What you are asked to do –
Take the part of the material that opens with the line containing "text-line: 성령이 임했습니다." and closes with the line containing "paragraph-1 <box>32 12 446 112</box>". Write those lines out again, swapping "text-line" for "line-of-text" and changing nothing else.

Visual layout annotation data:

[Start]

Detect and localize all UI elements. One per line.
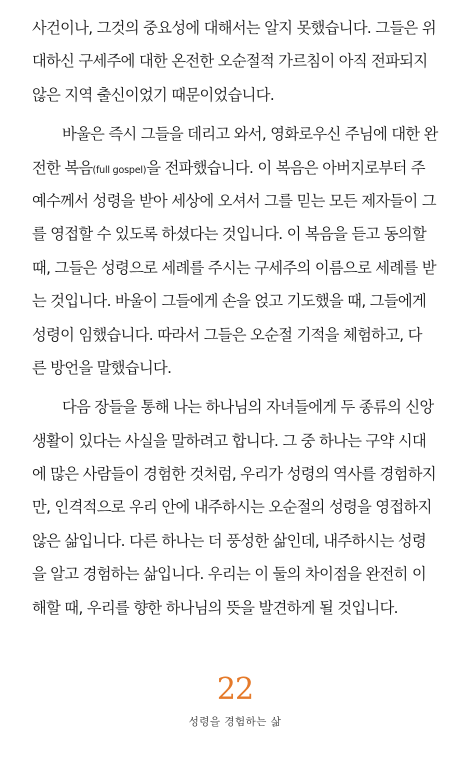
text-line: 성령이 임했습니다. 따라서 그들은 오순절 기적을 체험하고, 다 <box>32 325 422 344</box>
english-annotation: (full gospel) <box>92 164 147 176</box>
text-segment: 전한 복음 <box>32 158 93 177</box>
text-line: 만, 인격적으로 우리 안에 내주하시는 오순절의 성령을 영접하지 <box>32 498 432 517</box>
paragraph-3 <box>32 391 446 625</box>
paragraph-1 <box>32 12 446 112</box>
text-line: 다음 장들을 통해 나는 하나님의 자녀들에게 두 종류의 신앙 <box>62 398 434 417</box>
text-line: 않은 삶입니다. 다른 하나는 더 풍성한 삶인데, 내주하시는 성령 <box>32 531 427 550</box>
running-title: 성령을 경험하는 삶 <box>188 716 282 728</box>
text-line: 않은 지역 출신이었기 때문이었습니다. <box>32 85 275 104</box>
page-number: 22 <box>216 672 254 707</box>
text-line: 때, 그들은 성령으로 세례를 주시는 구세주의 이름으로 세례를 받 <box>32 258 436 277</box>
text-line: 른 방언을 말했습니다. <box>32 358 172 377</box>
text-line: 에 많은 사람들이 경험한 것처럼, 우리가 성령의 역사를 경험하지 <box>32 465 436 484</box>
text-line: 예수께서 성령을 받아 세상에 오셔서 그를 믿는 모든 제자들이 그 <box>32 191 436 210</box>
text-line: 생활이 있다는 사실을 말하려고 합니다. 그 중 하나는 구약 시대 <box>32 431 427 450</box>
text-segment: 을 전파했습니다. 이 복음은 아버지로부터 주 <box>146 158 425 177</box>
text-line: 을 알고 경험하는 삶입니다. 우리는 이 둘의 차이점을 완전히 이 <box>32 565 427 584</box>
text-line: 를 영접할 수 있도록 하셨다는 것입니다. 이 복음을 듣고 동의할 <box>32 225 427 244</box>
text-line: 사건이나, 그것의 중요성에 대해서는 알지 못했습니다. 그들은 위 <box>32 19 436 37</box>
text-line: 해할 때, 우리를 향한 하나님의 뜻을 발견하게 될 것입니다. <box>32 598 398 617</box>
text-line <box>32 152 446 185</box>
text-line: 는 것입니다. 바울이 그들에게 손을 얹고 기도했을 때, 그들에게 <box>32 292 427 311</box>
text-line: 대하신 구세주에 대한 온전한 오순절적 가르침이 아직 전파되지 <box>32 52 428 71</box>
paragraph-2 <box>32 118 446 385</box>
body-text <box>32 12 446 625</box>
text-line: 바울은 즉시 그들을 데리고 와서, 영화로우신 주님에 대한 완 <box>62 125 438 144</box>
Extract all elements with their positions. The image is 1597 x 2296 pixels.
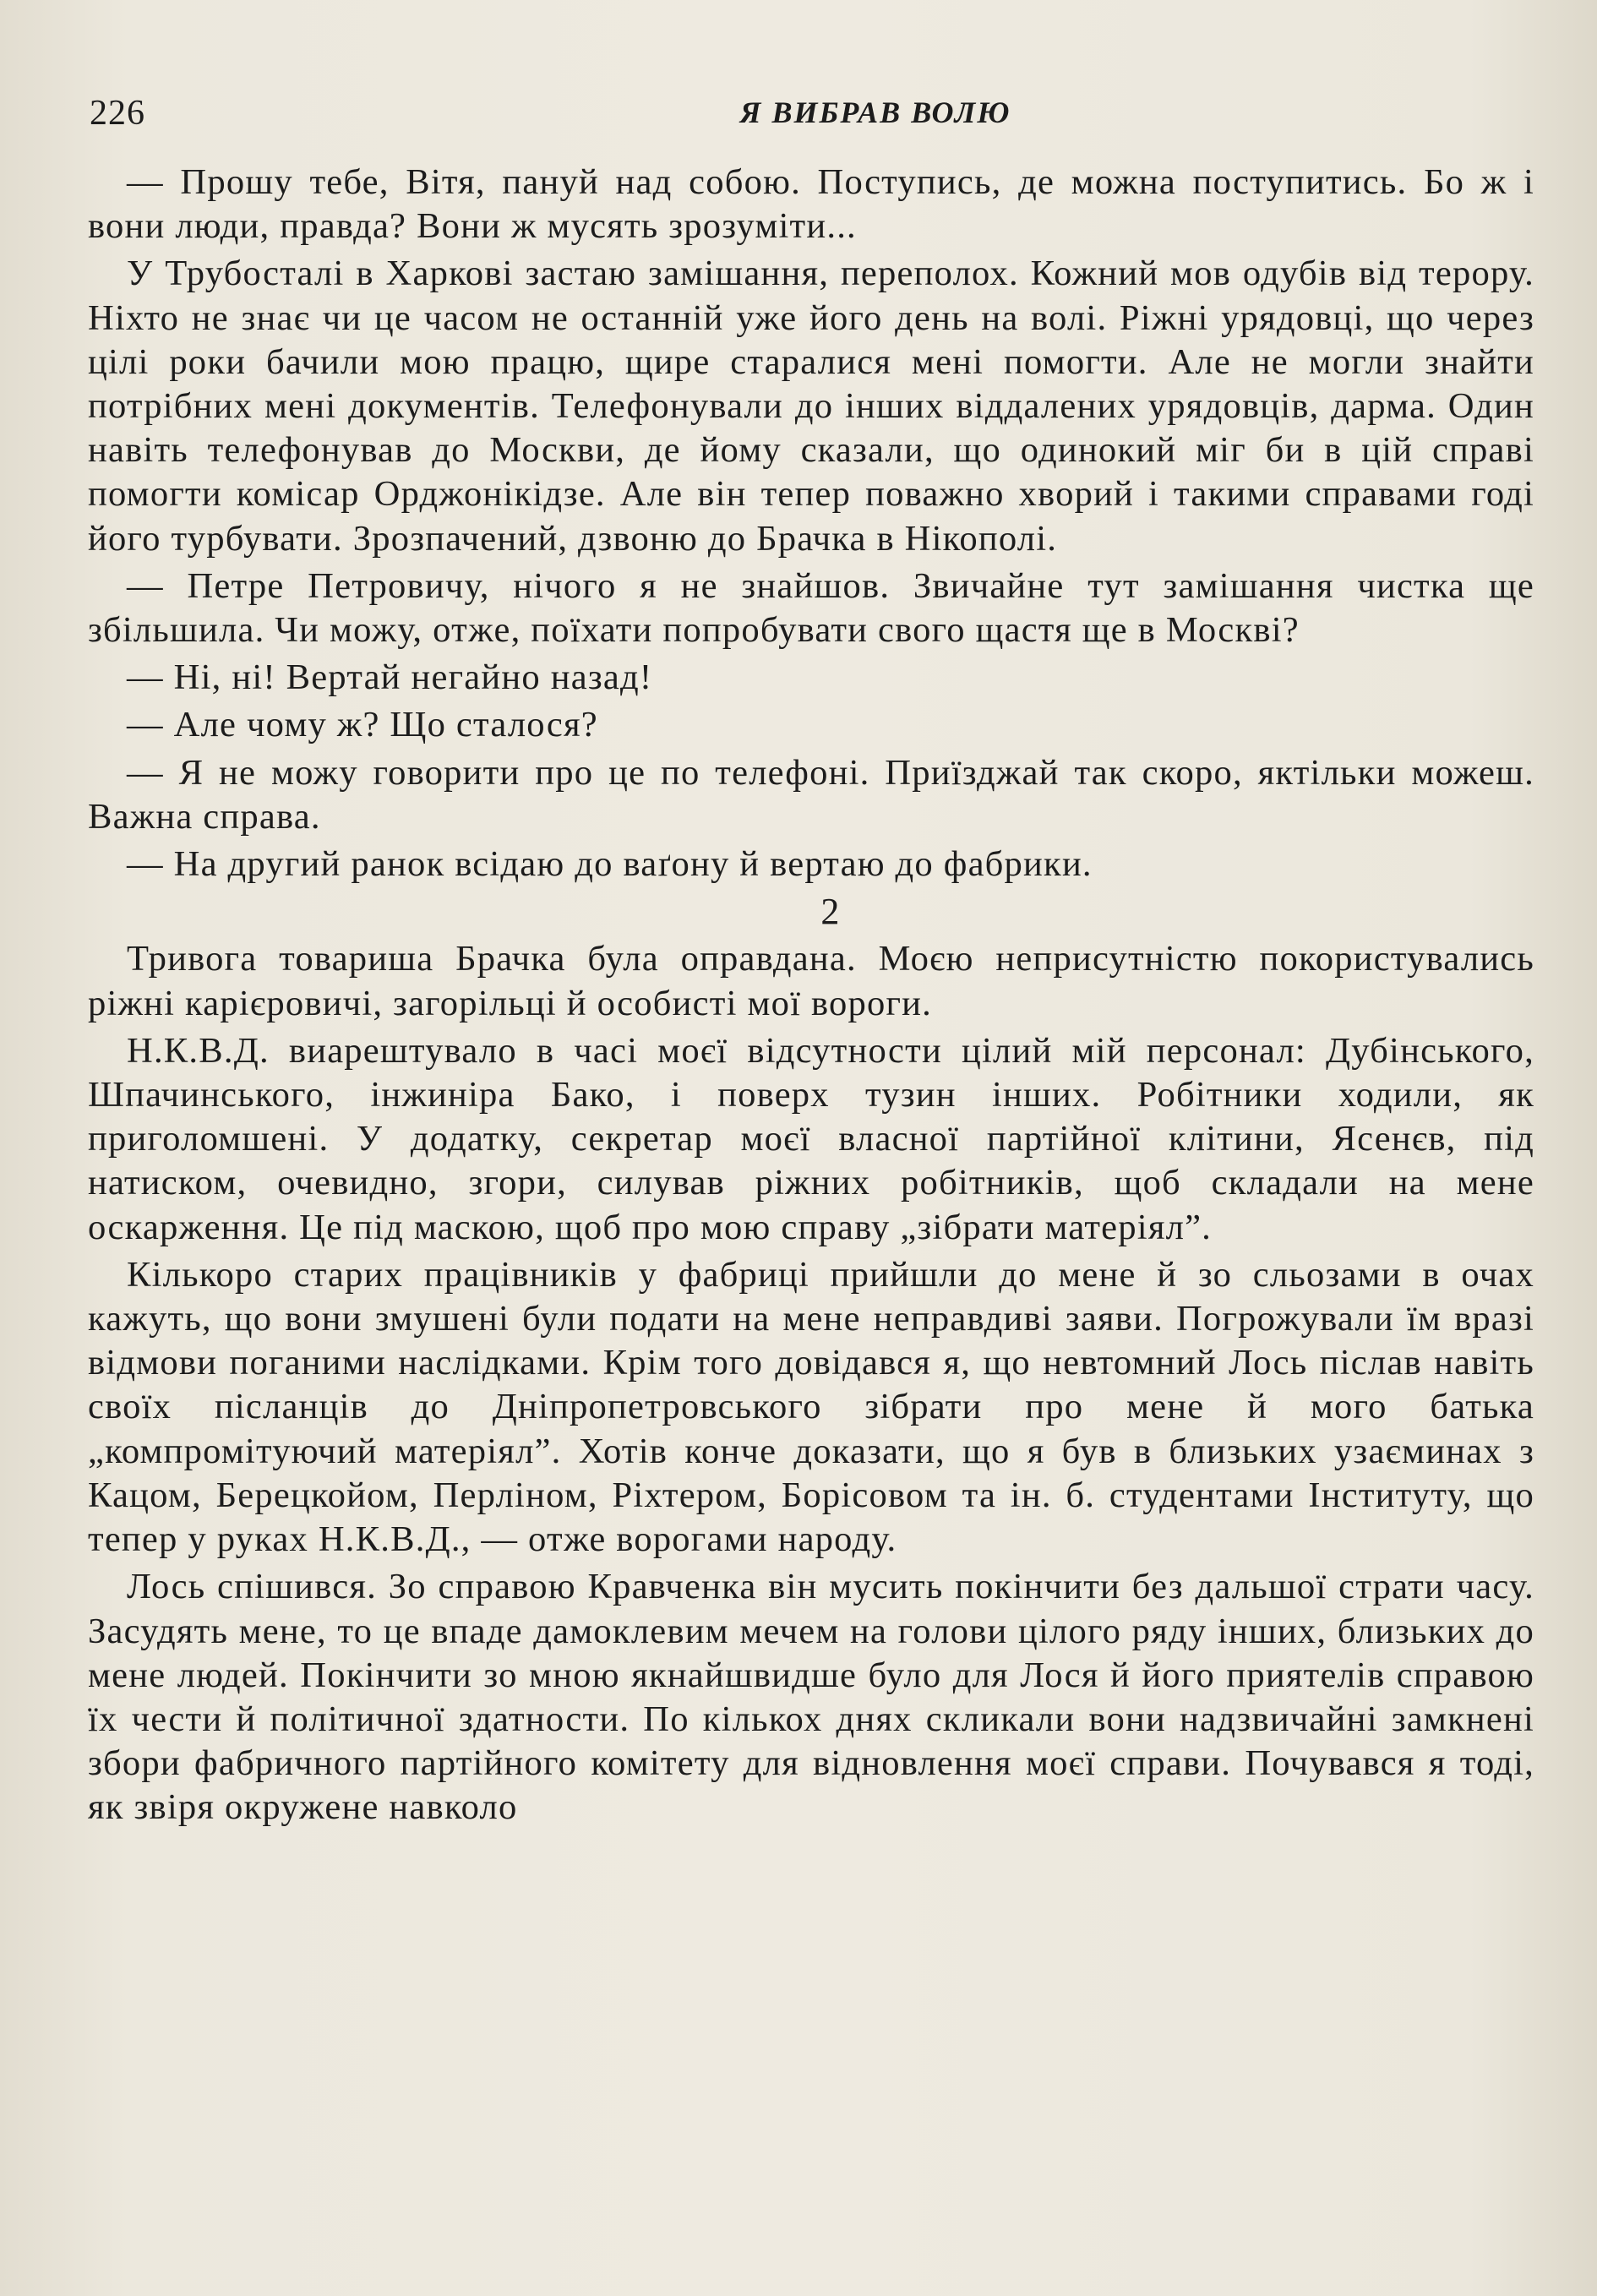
section-number: 2 <box>820 891 841 933</box>
paragraph: — Петре Петровичу, нічого я не знайшов. Звичайне тут замішання чистка ще збільшила. Чи можу, отже, поїхати попробувати свого щастя ще в Москві? <box>88 565 1534 651</box>
paragraph: — Я не можу говорити про це по телефоні. Приїзджай так скоро, яктільки можеш. Важна справа. <box>88 752 1534 837</box>
paragraph: — Прошу тебе, Вітя, пануй над собою. Поступись, де можна поступитись. Бо ж і вони люди, правда? Вони ж мусять зрозуміти... <box>88 162 1534 247</box>
paragraph: Тривога товариша Брачка була оправдана. Моєю неприсутністю покористувались ріжні карієровичі, загорільці й особисті мої вороги. <box>88 939 1534 1023</box>
paragraph: У Трубосталі в Харкові застаю замішання, переполох. Кожний мов одубів від терору. Ніхто не знає чи це часом не останній уже його день на волі. Ріжні урядовці, що через цілі роки бачили мою працю, щире старалися мені помогти. Але не могли знайти потрібних мені документів. Телефонували до інших віддалених урядовців, дарма. Один навіть телефонував до Москви, де йому сказали, що одинокий міг би в цій справі помогти комісар Орджонікідзе. Але він тепер поважно хворий і такими справами годі його турбувати. Зрозпачений, дзвоню до Брачка в Нікополі. <box>88 254 1534 559</box>
paragraph: Лось спішився. Зо справою Кравченка він мусить покінчити без дальшої страти часу. Засудять мене, то це впаде дамоклевим мечем на голови цілого ряду інших, близьких до мене людей. Покінчити зо мною якнайшвидше було для Лося й його приятелів справою їх чести й політичної здатности. По кількох днях скликали вони надзвичайні замкнені збори фабричного партійного комітету для відновлення моєї справи. Почувався я тоді, як звіря окружене навколо <box>88 1567 1534 1828</box>
page-header <box>90 93 1534 152</box>
paragraph: Н.К.В.Д. виарештувало в часі моєї відсутности цілий мій персонал: Дубінського, Шпачинського, інжиніра Бако, і поверх тузин інших. Робітники ходили, як приголомшені. У додатку, секретар моєї власної партійної клітини, Ясенєв, під натиском, очевидно, згори, силував ріжних робітників, щоб складали на мене оскарження. Це під маскою, щоб про мою справу „зібрати матеріял”. <box>88 1030 1534 1247</box>
page-body <box>88 161 1534 1834</box>
running-title: Я ВИБРАВ ВОЛЮ <box>739 95 1011 129</box>
page-number: 226 <box>90 94 145 133</box>
paragraph: — Але чому ж? Що сталося? <box>127 705 598 745</box>
paragraph: — На другий ранок всідаю до ваґону й вертаю до фабрики. <box>127 844 1093 885</box>
paragraph: — Ні, ні! Вертай негайно назад! <box>127 657 653 698</box>
paragraph: Кількоро старих працівників у фабриці прийшли до мене й зо сльозами в очах кажуть, що вони змушені були подати на мене неправдиві заяви. Погрожували їм вразі відмови поганими наслідками. Крім того довідався я, що невтомний Лось післав навіть своїх післанців до Дніпропетровського зібрати про мене й мого батька „компромітуючий матеріял”. Хотів конче доказати, що я був в близьких узаєминах з Кацом, Берецкойом, Перліном, Ріхтером, Борісовом та ін. б. студентами Інституту, що тепер у руках Н.К.В.Д., — отже ворогами народу. <box>88 1254 1534 1560</box>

[End]

Response to the task –
line-of-text: 성령이 임했습니다. 따라서 그들은 오순절 기적을 체험하고, 다 <box>32 325 422 344</box>
english-annotation: (full gospel) <box>92 164 147 176</box>
text-segment: 전한 복음 <box>32 158 93 177</box>
line-of-text: 만, 인격적으로 우리 안에 내주하시는 오순절의 성령을 영접하지 <box>32 498 432 517</box>
paragraph-3 <box>32 391 446 625</box>
paragraph-1 <box>32 12 446 112</box>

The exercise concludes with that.